EXTRACTED DATA →

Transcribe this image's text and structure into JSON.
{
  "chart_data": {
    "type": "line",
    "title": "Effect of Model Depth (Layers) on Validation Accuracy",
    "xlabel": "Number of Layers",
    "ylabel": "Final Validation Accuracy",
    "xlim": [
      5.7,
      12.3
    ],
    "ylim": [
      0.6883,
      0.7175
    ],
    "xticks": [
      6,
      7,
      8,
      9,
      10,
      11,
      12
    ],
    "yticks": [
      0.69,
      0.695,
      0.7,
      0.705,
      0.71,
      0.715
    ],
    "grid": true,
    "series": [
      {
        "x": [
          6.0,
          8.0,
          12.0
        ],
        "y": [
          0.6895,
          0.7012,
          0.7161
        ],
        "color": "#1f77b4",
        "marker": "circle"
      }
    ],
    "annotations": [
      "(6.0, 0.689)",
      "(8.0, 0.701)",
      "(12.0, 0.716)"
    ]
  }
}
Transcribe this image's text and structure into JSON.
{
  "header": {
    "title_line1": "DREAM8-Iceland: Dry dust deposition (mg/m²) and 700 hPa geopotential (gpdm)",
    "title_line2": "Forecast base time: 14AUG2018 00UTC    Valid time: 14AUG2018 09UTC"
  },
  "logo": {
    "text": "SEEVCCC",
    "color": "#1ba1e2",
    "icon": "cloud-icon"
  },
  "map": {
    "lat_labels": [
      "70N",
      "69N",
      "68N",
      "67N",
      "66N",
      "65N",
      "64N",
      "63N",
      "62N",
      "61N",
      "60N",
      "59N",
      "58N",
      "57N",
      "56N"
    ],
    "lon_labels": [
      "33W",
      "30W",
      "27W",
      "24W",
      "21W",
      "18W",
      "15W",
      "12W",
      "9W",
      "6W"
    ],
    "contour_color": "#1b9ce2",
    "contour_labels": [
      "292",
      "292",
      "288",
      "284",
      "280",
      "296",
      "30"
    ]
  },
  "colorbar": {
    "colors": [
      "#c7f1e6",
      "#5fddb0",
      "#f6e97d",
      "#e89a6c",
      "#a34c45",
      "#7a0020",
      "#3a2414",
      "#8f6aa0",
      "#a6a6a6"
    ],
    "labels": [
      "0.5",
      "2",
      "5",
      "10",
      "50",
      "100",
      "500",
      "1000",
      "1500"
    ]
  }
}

INSTRUCTIONS FOR THE TASK →
Repeat the data above, word for word.

SOLUTION BELOW →
Transcribe this image's text and structure into JSON.
{
  "chart_data": {
    "type": "line",
    "title": "Effect of Model Depth (Layers) on Validation Accuracy",
    "xlabel": "Number of Layers",
    "ylabel": "Final Validation Accuracy",
    "xlim": [
      5.7,
      12.3
    ],
    "ylim": [
      0.6883,
      0.7175
    ],
    "xticks": [
      6,
      7,
      8,
      9,
      10,
      11,
      12
    ],
    "yticks": [
      0.69,
      0.695,
      0.7,
      0.705,
      0.71,
      0.715
    ],
    "grid": true,
    "series": [
      {
        "x": [
          6.0,
          8.0,
          12.0
        ],
        "y": [
          0.6895,
          0.7012,
          0.7161
        ],
        "color": "#1f77b4",
        "marker": "circle"
      }
    ],
    "annotations": [
      "(6.0, 0.689)",
      "(8.0, 0.701)",
      "(12.0, 0.716)"
    ]
  }
}
Transcribe this image's text and structure into JSON.
{
  "header": {
    "title_line1": "DREAM8-Iceland: Dry dust deposition (mg/m²) and 700 hPa geopotential (gpdm)",
    "title_line2": "Forecast base time: 14AUG2018 00UTC    Valid time: 14AUG2018 09UTC"
  },
  "logo": {
    "text": "SEEVCCC",
    "color": "#1ba1e2",
    "icon": "cloud-icon"
  },
  "map": {
    "lat_labels": [
      "70N",
      "69N",
      "68N",
      "67N",
      "66N",
      "65N",
      "64N",
      "63N",
      "62N",
      "61N",
      "60N",
      "59N",
      "58N",
      "57N",
      "56N"
    ],
    "lon_labels": [
      "33W",
      "30W",
      "27W",
      "24W",
      "21W",
      "18W",
      "15W",
      "12W",
      "9W",
      "6W"
    ],
    "contour_color": "#1b9ce2",
    "contour_labels": [
      "292",
      "292",
      "288",
      "284",
      "280",
      "296",
      "30"
    ]
  },
  "colorbar": {
    "colors": [
      "#c7f1e6",
      "#5fddb0",
      "#f6e97d",
      "#e89a6c",
      "#a34c45",
      "#7a0020",
      "#3a2414",
      "#8f6aa0",
      "#a6a6a6"
    ],
    "labels": [
      "0.5",
      "2",
      "5",
      "10",
      "50",
      "100",
      "500",
      "1000",
      "1500"
    ]
  }
}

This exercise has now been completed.